(WHAT TO WORK ON): Tally the lines containing the word "JSON" and give the total alone.

(INPUT MATERIAL):
***

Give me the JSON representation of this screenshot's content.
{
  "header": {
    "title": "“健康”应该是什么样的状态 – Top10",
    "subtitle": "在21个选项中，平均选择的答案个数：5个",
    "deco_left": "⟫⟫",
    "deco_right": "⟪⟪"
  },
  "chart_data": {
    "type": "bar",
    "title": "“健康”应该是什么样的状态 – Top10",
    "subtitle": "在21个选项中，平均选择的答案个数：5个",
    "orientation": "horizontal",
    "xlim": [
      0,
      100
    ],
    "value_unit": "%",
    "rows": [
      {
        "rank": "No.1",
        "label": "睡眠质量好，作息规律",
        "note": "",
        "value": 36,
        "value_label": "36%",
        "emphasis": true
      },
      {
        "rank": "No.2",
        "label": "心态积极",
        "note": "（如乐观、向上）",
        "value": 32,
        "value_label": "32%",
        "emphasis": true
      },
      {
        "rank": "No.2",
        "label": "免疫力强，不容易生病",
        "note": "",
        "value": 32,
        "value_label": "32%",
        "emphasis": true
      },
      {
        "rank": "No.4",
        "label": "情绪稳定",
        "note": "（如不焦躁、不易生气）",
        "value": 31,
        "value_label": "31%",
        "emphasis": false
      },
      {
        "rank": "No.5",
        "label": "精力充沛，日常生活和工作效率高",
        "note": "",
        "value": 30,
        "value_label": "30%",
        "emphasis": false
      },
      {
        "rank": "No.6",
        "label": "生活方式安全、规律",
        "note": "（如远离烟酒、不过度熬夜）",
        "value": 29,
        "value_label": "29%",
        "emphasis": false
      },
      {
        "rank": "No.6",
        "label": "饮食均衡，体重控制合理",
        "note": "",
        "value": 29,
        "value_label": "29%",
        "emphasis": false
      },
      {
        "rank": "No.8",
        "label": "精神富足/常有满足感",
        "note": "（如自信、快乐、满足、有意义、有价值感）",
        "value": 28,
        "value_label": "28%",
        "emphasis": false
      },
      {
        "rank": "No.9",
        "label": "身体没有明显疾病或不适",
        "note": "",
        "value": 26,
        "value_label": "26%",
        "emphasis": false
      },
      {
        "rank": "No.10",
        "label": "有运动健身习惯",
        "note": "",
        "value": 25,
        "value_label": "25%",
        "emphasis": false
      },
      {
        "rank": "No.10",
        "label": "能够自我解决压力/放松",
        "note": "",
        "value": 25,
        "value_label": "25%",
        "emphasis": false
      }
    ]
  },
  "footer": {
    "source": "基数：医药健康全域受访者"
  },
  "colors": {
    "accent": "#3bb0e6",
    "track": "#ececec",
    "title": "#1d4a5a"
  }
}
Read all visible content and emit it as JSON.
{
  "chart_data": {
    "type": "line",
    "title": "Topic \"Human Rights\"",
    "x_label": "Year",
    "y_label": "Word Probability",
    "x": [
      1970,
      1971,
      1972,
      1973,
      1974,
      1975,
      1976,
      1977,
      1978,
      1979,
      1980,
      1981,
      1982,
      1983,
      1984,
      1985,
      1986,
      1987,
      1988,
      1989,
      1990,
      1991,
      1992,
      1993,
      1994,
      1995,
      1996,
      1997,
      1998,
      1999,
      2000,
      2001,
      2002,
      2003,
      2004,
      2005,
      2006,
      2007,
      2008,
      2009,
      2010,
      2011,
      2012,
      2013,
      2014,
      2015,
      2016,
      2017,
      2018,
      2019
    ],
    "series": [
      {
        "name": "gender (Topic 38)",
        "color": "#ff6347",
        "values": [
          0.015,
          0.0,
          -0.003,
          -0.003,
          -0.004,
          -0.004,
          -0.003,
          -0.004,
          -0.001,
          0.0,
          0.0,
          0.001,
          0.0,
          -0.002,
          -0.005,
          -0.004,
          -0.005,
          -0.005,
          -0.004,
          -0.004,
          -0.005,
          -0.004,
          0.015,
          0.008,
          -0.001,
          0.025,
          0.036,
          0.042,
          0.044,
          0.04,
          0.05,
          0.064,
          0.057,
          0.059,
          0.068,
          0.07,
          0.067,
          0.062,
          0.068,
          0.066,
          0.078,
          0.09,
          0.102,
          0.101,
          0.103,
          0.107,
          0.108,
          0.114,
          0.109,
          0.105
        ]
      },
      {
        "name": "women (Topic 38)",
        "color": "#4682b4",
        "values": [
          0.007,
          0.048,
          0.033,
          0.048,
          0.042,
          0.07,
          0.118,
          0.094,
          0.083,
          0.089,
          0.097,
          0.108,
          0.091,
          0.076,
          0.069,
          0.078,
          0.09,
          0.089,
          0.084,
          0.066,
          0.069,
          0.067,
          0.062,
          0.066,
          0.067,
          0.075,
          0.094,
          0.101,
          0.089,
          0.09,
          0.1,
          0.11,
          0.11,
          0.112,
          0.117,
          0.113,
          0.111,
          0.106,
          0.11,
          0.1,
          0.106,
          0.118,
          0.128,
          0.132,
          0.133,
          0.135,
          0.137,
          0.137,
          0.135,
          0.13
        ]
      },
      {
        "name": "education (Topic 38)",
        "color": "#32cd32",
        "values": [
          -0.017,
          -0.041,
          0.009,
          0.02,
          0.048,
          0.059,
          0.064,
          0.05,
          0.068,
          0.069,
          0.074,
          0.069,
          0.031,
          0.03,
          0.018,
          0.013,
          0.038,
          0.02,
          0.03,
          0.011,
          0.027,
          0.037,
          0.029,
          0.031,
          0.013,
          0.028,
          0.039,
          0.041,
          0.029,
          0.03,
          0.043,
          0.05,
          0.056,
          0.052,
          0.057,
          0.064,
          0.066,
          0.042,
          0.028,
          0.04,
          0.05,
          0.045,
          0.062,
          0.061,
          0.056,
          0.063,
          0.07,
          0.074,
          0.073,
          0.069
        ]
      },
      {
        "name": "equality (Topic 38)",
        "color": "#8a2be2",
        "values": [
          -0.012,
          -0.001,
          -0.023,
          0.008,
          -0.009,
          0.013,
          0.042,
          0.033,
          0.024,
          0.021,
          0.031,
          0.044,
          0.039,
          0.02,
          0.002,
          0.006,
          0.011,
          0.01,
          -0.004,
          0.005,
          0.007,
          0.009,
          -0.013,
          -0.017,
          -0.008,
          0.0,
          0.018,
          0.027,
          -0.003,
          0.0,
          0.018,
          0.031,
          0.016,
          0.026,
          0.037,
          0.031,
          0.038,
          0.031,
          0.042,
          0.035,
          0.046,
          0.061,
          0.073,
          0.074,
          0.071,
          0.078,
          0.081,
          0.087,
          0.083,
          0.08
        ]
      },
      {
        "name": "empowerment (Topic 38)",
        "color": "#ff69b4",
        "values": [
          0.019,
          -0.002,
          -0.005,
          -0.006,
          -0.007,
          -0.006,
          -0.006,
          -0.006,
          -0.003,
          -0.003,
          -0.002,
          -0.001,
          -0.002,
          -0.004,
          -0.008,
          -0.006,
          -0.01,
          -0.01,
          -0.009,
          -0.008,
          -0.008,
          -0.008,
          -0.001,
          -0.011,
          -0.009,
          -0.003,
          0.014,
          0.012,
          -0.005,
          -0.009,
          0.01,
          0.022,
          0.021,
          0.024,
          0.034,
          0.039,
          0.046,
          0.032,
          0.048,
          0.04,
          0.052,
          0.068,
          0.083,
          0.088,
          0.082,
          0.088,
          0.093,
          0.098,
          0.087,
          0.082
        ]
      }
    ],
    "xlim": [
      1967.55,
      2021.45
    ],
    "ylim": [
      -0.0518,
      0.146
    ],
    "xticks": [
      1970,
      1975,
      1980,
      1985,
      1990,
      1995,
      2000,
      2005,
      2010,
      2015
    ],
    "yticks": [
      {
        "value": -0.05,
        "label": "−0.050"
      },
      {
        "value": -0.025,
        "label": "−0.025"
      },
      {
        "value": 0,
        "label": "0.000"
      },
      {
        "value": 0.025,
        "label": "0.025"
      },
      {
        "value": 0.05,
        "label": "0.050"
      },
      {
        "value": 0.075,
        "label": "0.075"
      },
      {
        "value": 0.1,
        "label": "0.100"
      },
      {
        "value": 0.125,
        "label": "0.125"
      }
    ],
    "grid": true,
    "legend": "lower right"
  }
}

***

(TASK ANSWER): 2